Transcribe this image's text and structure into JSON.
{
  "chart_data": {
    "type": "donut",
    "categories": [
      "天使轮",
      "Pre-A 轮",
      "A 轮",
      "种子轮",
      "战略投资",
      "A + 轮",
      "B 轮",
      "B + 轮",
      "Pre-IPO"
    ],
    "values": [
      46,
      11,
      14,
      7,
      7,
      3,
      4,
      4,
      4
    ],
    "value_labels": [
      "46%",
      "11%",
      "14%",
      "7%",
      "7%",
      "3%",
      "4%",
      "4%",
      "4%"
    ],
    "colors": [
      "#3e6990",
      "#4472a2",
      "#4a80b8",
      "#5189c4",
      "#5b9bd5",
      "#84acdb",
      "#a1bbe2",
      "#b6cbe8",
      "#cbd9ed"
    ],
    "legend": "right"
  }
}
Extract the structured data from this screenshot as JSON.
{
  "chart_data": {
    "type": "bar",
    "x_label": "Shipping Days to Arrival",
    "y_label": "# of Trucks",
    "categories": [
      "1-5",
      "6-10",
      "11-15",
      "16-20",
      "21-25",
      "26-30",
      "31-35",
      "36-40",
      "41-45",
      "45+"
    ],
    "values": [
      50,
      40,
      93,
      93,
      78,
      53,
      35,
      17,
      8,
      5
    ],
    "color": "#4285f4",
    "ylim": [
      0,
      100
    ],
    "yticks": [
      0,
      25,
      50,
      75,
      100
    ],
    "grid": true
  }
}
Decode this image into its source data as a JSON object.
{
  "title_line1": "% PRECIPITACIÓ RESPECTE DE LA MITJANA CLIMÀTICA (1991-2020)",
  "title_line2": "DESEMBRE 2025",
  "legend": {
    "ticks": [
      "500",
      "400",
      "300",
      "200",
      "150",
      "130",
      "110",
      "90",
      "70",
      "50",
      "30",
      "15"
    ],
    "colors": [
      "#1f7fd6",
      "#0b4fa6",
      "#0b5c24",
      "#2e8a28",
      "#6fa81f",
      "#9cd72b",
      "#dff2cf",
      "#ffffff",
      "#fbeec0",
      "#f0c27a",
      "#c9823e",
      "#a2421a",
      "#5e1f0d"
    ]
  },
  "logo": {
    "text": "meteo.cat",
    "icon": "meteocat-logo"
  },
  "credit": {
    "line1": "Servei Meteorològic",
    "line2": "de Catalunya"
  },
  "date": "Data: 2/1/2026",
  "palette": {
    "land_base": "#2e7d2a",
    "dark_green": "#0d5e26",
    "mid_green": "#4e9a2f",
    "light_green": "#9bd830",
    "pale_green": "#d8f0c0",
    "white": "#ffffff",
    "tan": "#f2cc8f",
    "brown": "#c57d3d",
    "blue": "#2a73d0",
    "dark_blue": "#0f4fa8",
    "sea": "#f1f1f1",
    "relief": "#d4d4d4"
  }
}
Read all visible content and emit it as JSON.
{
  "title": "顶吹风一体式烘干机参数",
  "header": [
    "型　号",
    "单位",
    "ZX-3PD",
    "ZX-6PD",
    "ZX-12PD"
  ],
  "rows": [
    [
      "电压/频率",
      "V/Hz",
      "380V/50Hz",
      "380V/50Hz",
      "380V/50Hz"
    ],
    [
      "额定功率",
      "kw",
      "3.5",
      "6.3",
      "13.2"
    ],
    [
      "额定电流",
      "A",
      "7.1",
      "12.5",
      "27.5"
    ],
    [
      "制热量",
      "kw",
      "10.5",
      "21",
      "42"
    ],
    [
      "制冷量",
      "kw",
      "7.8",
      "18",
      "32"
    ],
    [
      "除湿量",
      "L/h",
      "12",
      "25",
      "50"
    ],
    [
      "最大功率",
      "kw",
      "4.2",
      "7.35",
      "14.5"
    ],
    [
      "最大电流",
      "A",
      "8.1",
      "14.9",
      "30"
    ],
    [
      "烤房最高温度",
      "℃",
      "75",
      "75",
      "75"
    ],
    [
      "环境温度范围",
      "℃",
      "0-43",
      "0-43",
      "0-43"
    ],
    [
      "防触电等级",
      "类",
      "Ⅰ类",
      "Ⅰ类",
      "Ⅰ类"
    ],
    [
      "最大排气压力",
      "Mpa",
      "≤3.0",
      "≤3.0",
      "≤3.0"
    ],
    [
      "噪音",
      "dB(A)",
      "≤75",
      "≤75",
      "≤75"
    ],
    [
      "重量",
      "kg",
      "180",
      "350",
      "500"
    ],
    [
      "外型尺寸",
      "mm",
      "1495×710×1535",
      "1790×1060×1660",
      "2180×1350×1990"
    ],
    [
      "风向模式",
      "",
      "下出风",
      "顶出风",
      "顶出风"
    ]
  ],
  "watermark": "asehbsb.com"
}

• • • • • • •

**WHAT YOU NEED TO DO**:
Gather and return every line that holds the string "text".

**EXERCISE OUTPUT**:
Transcribe this image's text and structure into JSON.
    "text": "meteo.cat",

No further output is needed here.